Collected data
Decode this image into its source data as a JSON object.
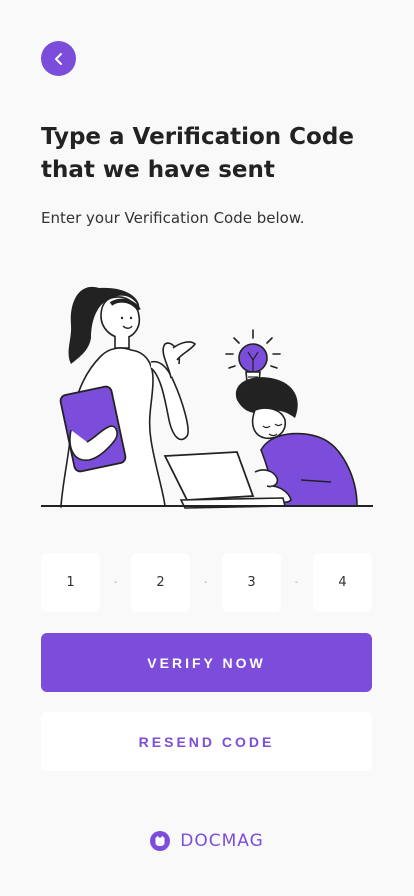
{
  "header": {
    "title": "Type a Verification Code that we have sent",
    "subtitle": "Enter your Verification Code below."
  },
  "code": {
    "digits": [
      "1",
      "2",
      "3",
      "4"
    ],
    "separator": "-"
  },
  "actions": {
    "verify_label": "VERIFY NOW",
    "resend_label": "RESEND CODE"
  },
  "brand": {
    "name": "DOCMAG"
  },
  "icons": {
    "back": "chevron-left-icon",
    "logo": "docmag-logo-icon"
  },
  "colors": {
    "accent": "#7c4ddb",
    "background": "#f9f9f9",
    "text": "#222222"
  }
}
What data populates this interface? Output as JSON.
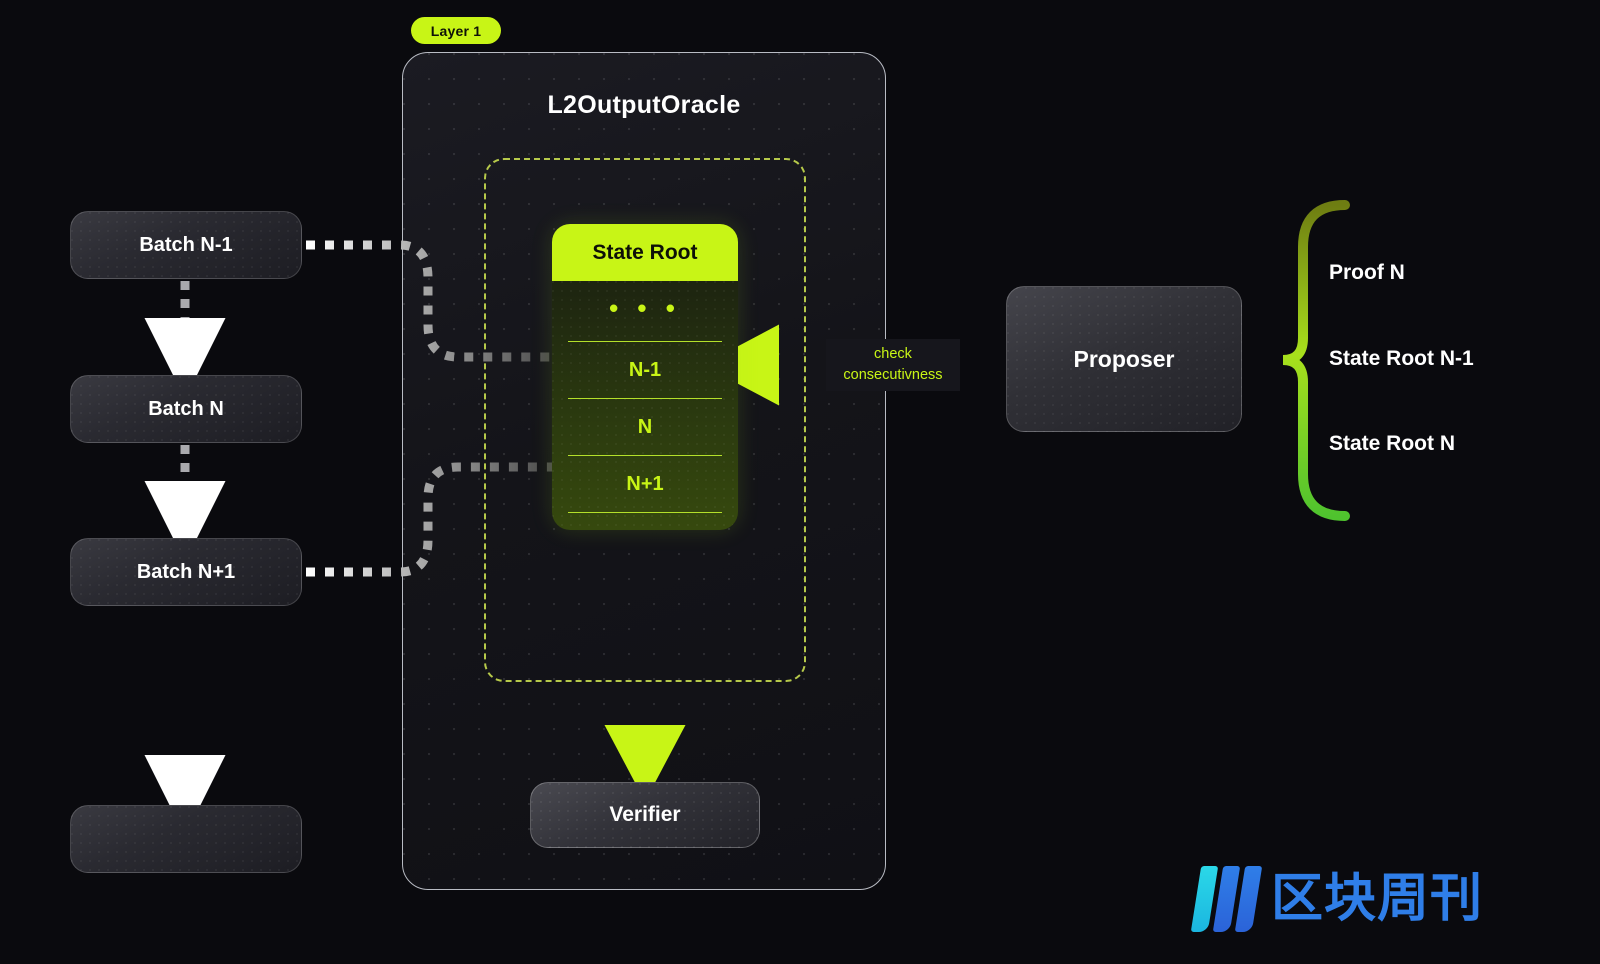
{
  "background_color": "#0a0a0e",
  "accent_green": "#c8f516",
  "badge": {
    "label": "Layer 1"
  },
  "l1_container": {
    "title": "L2OutputOracle"
  },
  "state_root": {
    "header": "State Root",
    "rows": [
      {
        "label": "• • •",
        "is_ellipsis": true
      },
      {
        "label": "N-1",
        "is_ellipsis": false
      },
      {
        "label": "N",
        "is_ellipsis": false
      },
      {
        "label": "N+1",
        "is_ellipsis": false
      }
    ]
  },
  "batches": [
    {
      "label": "Batch N-1"
    },
    {
      "label": "Batch N"
    },
    {
      "label": "Batch N+1"
    },
    {
      "label": ""
    }
  ],
  "verifier": {
    "label": "Verifier"
  },
  "proposer": {
    "label": "Proposer"
  },
  "check_label": {
    "line1": "check",
    "line2": "consecutivness"
  },
  "right_outputs": [
    {
      "label": "Proof N"
    },
    {
      "label": "State Root N-1"
    },
    {
      "label": "State Root N"
    }
  ],
  "watermark": {
    "text": "区块周刊",
    "bar_colors": [
      "#2bd8e8",
      "#2f7ee8",
      "#2f7ee8"
    ]
  }
}
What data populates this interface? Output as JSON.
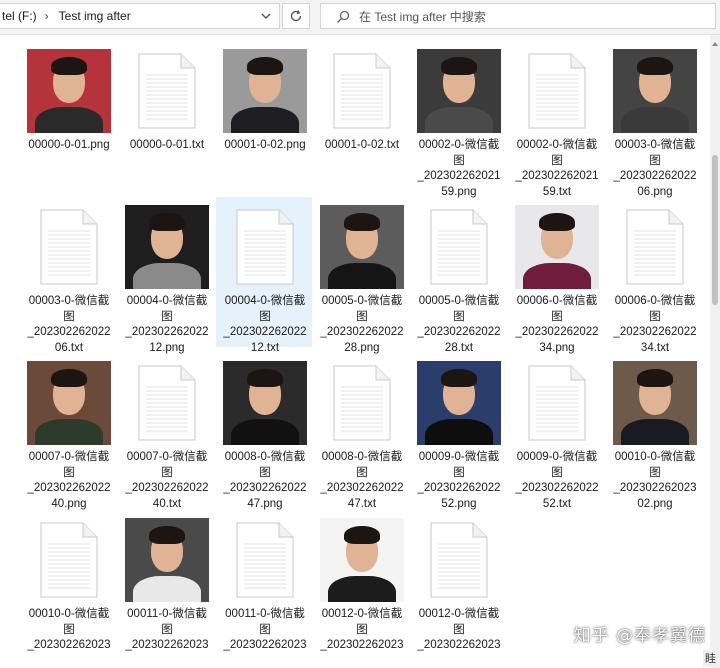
{
  "address": {
    "drive": "tel (F:)",
    "separator": "›",
    "folder": "Test img after"
  },
  "search": {
    "placeholder": "在 Test img after 中搜索"
  },
  "files": [
    {
      "type": "png",
      "lines": [
        "00000-0-01.png"
      ],
      "bg": "#b5343b",
      "body": "#2a2a2a"
    },
    {
      "type": "txt",
      "lines": [
        "00000-0-01.txt"
      ]
    },
    {
      "type": "png",
      "lines": [
        "00001-0-02.png"
      ],
      "bg": "#9a9a9a",
      "body": "#1e1e22"
    },
    {
      "type": "txt",
      "lines": [
        "00001-0-02.txt"
      ]
    },
    {
      "type": "png",
      "lines": [
        "00002-0-微信截",
        "图",
        "_202302262021",
        "59.png"
      ],
      "bg": "#3b3b3b",
      "body": "#4a4a4a"
    },
    {
      "type": "txt",
      "lines": [
        "00002-0-微信截",
        "图",
        "_202302262021",
        "59.txt"
      ]
    },
    {
      "type": "png",
      "lines": [
        "00003-0-微信截",
        "图",
        "_202302262022",
        "06.png"
      ],
      "bg": "#444444",
      "body": "#3a3a3a"
    },
    {
      "type": "txt",
      "lines": [
        "00003-0-微信截",
        "图",
        "_202302262022",
        "06.txt"
      ]
    },
    {
      "type": "png",
      "lines": [
        "00004-0-微信截",
        "图",
        "_202302262022",
        "12.png"
      ],
      "bg": "#1e1e1e",
      "body": "#8a8a8a"
    },
    {
      "type": "txt",
      "lines": [
        "00004-0-微信截",
        "图",
        "_202302262022",
        "12.txt"
      ],
      "selected": true
    },
    {
      "type": "png",
      "lines": [
        "00005-0-微信截",
        "图",
        "_202302262022",
        "28.png"
      ],
      "bg": "#5c5c5c",
      "body": "#151515"
    },
    {
      "type": "txt",
      "lines": [
        "00005-0-微信截",
        "图",
        "_202302262022",
        "28.txt"
      ]
    },
    {
      "type": "png",
      "lines": [
        "00006-0-微信截",
        "图",
        "_202302262022",
        "34.png"
      ],
      "bg": "#e8e8ea",
      "body": "#6e1e3a"
    },
    {
      "type": "txt",
      "lines": [
        "00006-0-微信截",
        "图",
        "_202302262022",
        "34.txt"
      ]
    },
    {
      "type": "png",
      "lines": [
        "00007-0-微信截",
        "图",
        "_202302262022",
        "40.png"
      ],
      "bg": "#6b4a3a",
      "body": "#2e3a2c"
    },
    {
      "type": "txt",
      "lines": [
        "00007-0-微信截",
        "图",
        "_202302262022",
        "40.txt"
      ]
    },
    {
      "type": "png",
      "lines": [
        "00008-0-微信截",
        "图",
        "_202302262022",
        "47.png"
      ],
      "bg": "#2b2b2b",
      "body": "#111111"
    },
    {
      "type": "txt",
      "lines": [
        "00008-0-微信截",
        "图",
        "_202302262022",
        "47.txt"
      ]
    },
    {
      "type": "png",
      "lines": [
        "00009-0-微信截",
        "图",
        "_202302262022",
        "52.png"
      ],
      "bg": "#2a3d6b",
      "body": "#0e0e0e"
    },
    {
      "type": "txt",
      "lines": [
        "00009-0-微信截",
        "图",
        "_202302262022",
        "52.txt"
      ]
    },
    {
      "type": "png",
      "lines": [
        "00010-0-微信截",
        "图",
        "_202302262023",
        "02.png"
      ],
      "bg": "#6d5a4b",
      "body": "#1a1a22"
    },
    {
      "type": "txt",
      "lines": [
        "00010-0-微信截",
        "图",
        "_202302262023"
      ]
    },
    {
      "type": "png",
      "lines": [
        "00011-0-微信截",
        "图",
        "_202302262023"
      ],
      "bg": "#4a4a4a",
      "body": "#e8e8e8"
    },
    {
      "type": "txt",
      "lines": [
        "00011-0-微信截",
        "图",
        "_202302262023"
      ]
    },
    {
      "type": "png",
      "lines": [
        "00012-0-微信截",
        "图",
        "_202302262023"
      ],
      "bg": "#f4f4f4",
      "body": "#1c1c1c"
    },
    {
      "type": "txt",
      "lines": [
        "00012-0-微信截",
        "图",
        "_202302262023"
      ]
    }
  ],
  "watermark": "知乎 @奉孝翼德",
  "corner_text": "眭"
}
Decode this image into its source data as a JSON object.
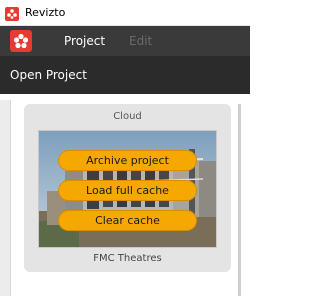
{
  "window": {
    "title": "Revizto"
  },
  "menubar": {
    "logo": "revizto-logo-icon",
    "items": [
      {
        "label": "Project",
        "enabled": true
      },
      {
        "label": "Edit",
        "enabled": false
      }
    ]
  },
  "open_project": {
    "label": "Open Project"
  },
  "card": {
    "header": "Cloud",
    "project_name": "FMC Theatres",
    "thumbnail": "project-thumbnail",
    "actions": [
      {
        "label": "Archive project"
      },
      {
        "label": "Load full cache"
      },
      {
        "label": "Clear cache"
      }
    ]
  },
  "colors": {
    "brand_red": "#e63b2e",
    "menubar_bg": "#3a3a3a",
    "open_bar_bg": "#2b2b2b",
    "button_orange": "#f5a800"
  }
}
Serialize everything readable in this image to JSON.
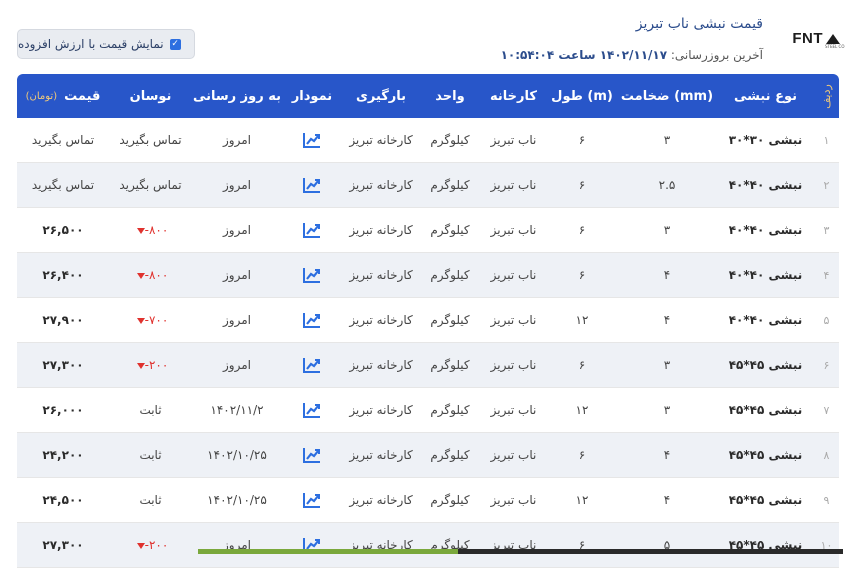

# PROBLEM TO WORK ON
Find the word "cache" in the data and copy out each line where it turns up.

# TASK RESULT
        "label": "Load full cache"
        "label": "Clear cache"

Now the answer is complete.